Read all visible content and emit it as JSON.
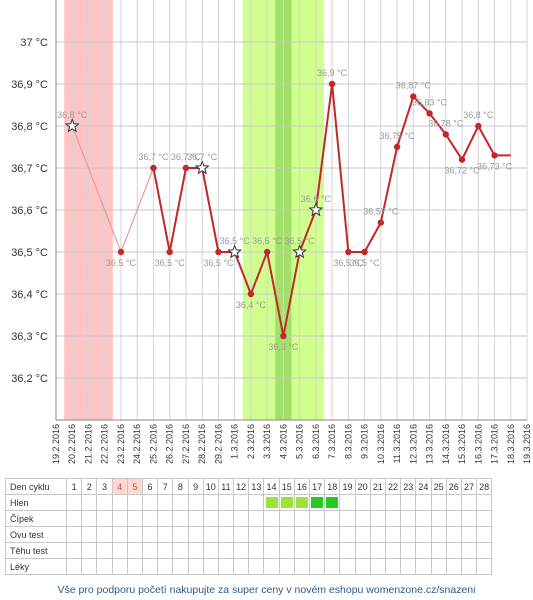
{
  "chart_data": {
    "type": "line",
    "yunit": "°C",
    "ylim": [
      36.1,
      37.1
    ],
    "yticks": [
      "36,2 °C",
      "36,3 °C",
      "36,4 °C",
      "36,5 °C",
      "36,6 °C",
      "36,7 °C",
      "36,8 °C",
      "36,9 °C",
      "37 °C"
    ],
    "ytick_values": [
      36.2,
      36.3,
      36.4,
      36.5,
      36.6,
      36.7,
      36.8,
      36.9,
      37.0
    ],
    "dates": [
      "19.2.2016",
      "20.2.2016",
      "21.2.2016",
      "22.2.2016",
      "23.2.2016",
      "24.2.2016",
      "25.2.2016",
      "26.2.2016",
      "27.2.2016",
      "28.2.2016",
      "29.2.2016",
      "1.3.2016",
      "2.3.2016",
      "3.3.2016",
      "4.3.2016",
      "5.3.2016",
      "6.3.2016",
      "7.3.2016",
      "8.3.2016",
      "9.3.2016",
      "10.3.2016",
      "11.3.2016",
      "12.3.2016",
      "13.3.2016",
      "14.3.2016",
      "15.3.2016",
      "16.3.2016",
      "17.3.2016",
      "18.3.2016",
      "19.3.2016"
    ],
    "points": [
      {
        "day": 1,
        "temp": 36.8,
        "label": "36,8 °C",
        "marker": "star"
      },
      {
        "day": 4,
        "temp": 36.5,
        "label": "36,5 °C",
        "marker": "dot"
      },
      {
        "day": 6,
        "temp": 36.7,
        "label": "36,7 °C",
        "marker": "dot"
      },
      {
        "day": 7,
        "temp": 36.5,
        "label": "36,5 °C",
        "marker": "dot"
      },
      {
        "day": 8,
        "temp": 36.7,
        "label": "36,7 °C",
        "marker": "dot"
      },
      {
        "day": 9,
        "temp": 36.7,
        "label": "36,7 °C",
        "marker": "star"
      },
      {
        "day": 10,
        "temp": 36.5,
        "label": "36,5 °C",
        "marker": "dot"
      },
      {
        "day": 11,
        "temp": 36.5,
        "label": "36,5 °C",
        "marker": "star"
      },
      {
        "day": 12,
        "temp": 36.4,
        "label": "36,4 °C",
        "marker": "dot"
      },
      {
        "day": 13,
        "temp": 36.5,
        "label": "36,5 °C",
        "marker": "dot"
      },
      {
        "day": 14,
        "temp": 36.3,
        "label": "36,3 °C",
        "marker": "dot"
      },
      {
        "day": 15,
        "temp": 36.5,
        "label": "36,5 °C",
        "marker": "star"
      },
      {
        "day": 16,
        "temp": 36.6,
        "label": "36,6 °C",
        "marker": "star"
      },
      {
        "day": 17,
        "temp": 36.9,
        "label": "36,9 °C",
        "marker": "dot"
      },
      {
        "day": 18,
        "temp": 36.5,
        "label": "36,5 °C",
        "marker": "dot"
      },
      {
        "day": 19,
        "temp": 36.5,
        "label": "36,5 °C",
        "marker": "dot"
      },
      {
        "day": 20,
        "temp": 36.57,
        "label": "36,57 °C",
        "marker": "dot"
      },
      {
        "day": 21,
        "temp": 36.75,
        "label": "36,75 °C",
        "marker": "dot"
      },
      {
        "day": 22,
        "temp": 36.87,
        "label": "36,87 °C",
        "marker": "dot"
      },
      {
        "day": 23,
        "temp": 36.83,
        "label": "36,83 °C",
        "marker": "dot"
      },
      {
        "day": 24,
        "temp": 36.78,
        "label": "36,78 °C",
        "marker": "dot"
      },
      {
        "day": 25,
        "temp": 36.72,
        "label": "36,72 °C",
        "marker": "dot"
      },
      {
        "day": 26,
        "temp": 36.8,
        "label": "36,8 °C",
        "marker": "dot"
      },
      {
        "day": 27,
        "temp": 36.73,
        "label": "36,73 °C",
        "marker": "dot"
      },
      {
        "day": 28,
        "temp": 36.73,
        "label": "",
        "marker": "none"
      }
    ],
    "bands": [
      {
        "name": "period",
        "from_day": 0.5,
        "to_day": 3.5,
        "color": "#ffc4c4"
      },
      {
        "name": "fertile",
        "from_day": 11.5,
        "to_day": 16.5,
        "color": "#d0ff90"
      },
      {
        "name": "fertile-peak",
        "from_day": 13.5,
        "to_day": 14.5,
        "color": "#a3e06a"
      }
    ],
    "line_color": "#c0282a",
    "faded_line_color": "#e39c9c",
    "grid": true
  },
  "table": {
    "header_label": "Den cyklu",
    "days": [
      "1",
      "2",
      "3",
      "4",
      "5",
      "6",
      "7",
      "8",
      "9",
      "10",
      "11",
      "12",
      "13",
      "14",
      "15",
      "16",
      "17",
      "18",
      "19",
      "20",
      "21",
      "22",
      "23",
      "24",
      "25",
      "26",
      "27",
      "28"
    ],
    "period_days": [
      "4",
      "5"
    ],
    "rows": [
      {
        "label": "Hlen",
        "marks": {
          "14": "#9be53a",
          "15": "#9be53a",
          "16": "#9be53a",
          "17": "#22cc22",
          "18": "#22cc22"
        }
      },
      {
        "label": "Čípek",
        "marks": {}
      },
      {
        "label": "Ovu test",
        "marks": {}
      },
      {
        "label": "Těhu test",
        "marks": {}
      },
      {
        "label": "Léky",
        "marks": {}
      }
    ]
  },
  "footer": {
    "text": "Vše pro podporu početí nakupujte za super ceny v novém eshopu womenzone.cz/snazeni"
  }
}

----------

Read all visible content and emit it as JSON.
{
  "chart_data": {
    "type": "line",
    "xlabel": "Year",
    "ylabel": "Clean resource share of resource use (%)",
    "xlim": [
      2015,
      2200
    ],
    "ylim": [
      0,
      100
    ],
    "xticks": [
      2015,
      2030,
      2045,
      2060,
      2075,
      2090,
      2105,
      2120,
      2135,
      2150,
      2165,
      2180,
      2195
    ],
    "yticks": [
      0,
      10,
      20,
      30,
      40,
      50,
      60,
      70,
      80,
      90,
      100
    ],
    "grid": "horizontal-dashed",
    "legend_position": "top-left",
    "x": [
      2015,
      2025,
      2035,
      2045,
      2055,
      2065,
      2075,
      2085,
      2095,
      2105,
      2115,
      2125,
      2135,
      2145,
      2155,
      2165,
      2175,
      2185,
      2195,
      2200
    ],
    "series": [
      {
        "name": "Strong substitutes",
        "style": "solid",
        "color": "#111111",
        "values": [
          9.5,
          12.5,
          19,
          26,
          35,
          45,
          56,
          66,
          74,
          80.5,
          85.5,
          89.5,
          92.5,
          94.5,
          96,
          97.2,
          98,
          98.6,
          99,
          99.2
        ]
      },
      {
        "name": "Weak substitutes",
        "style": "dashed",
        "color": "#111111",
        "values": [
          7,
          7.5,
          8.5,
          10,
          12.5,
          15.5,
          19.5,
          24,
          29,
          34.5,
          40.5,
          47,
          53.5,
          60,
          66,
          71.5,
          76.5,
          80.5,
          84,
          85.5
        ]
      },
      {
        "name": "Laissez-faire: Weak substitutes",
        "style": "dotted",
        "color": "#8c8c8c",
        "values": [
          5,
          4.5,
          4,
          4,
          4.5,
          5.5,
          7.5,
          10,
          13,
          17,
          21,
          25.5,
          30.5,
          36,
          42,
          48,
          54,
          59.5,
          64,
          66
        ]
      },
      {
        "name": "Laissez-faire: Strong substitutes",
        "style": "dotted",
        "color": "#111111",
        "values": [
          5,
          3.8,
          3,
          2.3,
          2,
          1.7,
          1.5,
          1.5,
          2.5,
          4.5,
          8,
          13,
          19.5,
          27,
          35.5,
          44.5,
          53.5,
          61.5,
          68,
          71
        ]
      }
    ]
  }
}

----------

▶ [Short problem]:
Within the data above, pick out all lines holding the word "name".

▶ [Complete response]:
        "name": "period",
        "name": "fertile",
        "name": "fertile-peak",
        "name": "Strong substitutes",
        "name": "Weak substitutes",
        "name": "Laissez-faire: Weak substitutes",
        "name": "Laissez-faire: Strong substitutes",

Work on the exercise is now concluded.